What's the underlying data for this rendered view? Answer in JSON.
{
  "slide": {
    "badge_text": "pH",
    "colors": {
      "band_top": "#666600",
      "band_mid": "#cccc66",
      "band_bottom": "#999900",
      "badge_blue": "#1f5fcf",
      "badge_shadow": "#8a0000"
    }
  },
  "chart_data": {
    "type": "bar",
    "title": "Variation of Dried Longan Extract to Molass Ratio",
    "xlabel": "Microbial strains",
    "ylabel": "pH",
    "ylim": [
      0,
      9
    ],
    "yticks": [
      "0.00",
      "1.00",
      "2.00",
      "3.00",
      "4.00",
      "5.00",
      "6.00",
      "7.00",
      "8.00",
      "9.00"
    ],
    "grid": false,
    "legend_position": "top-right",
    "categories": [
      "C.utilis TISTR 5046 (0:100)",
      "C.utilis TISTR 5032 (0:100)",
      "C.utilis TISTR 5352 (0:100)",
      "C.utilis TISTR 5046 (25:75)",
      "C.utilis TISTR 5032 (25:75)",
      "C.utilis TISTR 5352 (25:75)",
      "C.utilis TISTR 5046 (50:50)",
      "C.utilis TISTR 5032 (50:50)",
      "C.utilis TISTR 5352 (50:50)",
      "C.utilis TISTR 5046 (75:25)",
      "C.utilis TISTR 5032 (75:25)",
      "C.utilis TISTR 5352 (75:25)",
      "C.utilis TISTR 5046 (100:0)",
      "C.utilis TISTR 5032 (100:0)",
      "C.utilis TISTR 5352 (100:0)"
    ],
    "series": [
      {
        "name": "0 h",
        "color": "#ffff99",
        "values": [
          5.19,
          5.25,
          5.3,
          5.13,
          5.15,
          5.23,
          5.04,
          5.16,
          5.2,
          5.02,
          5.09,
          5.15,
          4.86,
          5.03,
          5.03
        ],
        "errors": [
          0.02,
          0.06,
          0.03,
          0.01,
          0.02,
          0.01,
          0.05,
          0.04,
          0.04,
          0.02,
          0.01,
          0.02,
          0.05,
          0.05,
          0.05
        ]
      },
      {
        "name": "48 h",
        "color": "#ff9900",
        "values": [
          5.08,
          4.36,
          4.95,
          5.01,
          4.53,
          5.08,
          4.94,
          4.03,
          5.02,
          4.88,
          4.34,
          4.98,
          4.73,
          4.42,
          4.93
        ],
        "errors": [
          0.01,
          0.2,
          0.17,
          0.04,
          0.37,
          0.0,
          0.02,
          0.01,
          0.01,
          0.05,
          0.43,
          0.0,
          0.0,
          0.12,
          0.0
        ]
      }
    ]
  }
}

___

Copy each line of the data above without altering a single character.

What's the underlying data for this rendered view? Answer in JSON.
{
  "slide": {
    "badge_text": "pH",
    "colors": {
      "band_top": "#666600",
      "band_mid": "#cccc66",
      "band_bottom": "#999900",
      "badge_blue": "#1f5fcf",
      "badge_shadow": "#8a0000"
    }
  },
  "chart_data": {
    "type": "bar",
    "title": "Variation of Dried Longan Extract to Molass Ratio",
    "xlabel": "Microbial strains",
    "ylabel": "pH",
    "ylim": [
      0,
      9
    ],
    "yticks": [
      "0.00",
      "1.00",
      "2.00",
      "3.00",
      "4.00",
      "5.00",
      "6.00",
      "7.00",
      "8.00",
      "9.00"
    ],
    "grid": false,
    "legend_position": "top-right",
    "categories": [
      "C.utilis TISTR 5046 (0:100)",
      "C.utilis TISTR 5032 (0:100)",
      "C.utilis TISTR 5352 (0:100)",
      "C.utilis TISTR 5046 (25:75)",
      "C.utilis TISTR 5032 (25:75)",
      "C.utilis TISTR 5352 (25:75)",
      "C.utilis TISTR 5046 (50:50)",
      "C.utilis TISTR 5032 (50:50)",
      "C.utilis TISTR 5352 (50:50)",
      "C.utilis TISTR 5046 (75:25)",
      "C.utilis TISTR 5032 (75:25)",
      "C.utilis TISTR 5352 (75:25)",
      "C.utilis TISTR 5046 (100:0)",
      "C.utilis TISTR 5032 (100:0)",
      "C.utilis TISTR 5352 (100:0)"
    ],
    "series": [
      {
        "name": "0 h",
        "color": "#ffff99",
        "values": [
          5.19,
          5.25,
          5.3,
          5.13,
          5.15,
          5.23,
          5.04,
          5.16,
          5.2,
          5.02,
          5.09,
          5.15,
          4.86,
          5.03,
          5.03
        ],
        "errors": [
          0.02,
          0.06,
          0.03,
          0.01,
          0.02,
          0.01,
          0.05,
          0.04,
          0.04,
          0.02,
          0.01,
          0.02,
          0.05,
          0.05,
          0.05
        ]
      },
      {
        "name": "48 h",
        "color": "#ff9900",
        "values": [
          5.08,
          4.36,
          4.95,
          5.01,
          4.53,
          5.08,
          4.94,
          4.03,
          5.02,
          4.88,
          4.34,
          4.98,
          4.73,
          4.42,
          4.93
        ],
        "errors": [
          0.01,
          0.2,
          0.17,
          0.04,
          0.37,
          0.0,
          0.02,
          0.01,
          0.01,
          0.05,
          0.43,
          0.0,
          0.0,
          0.12,
          0.0
        ]
      }
    ]
  }
}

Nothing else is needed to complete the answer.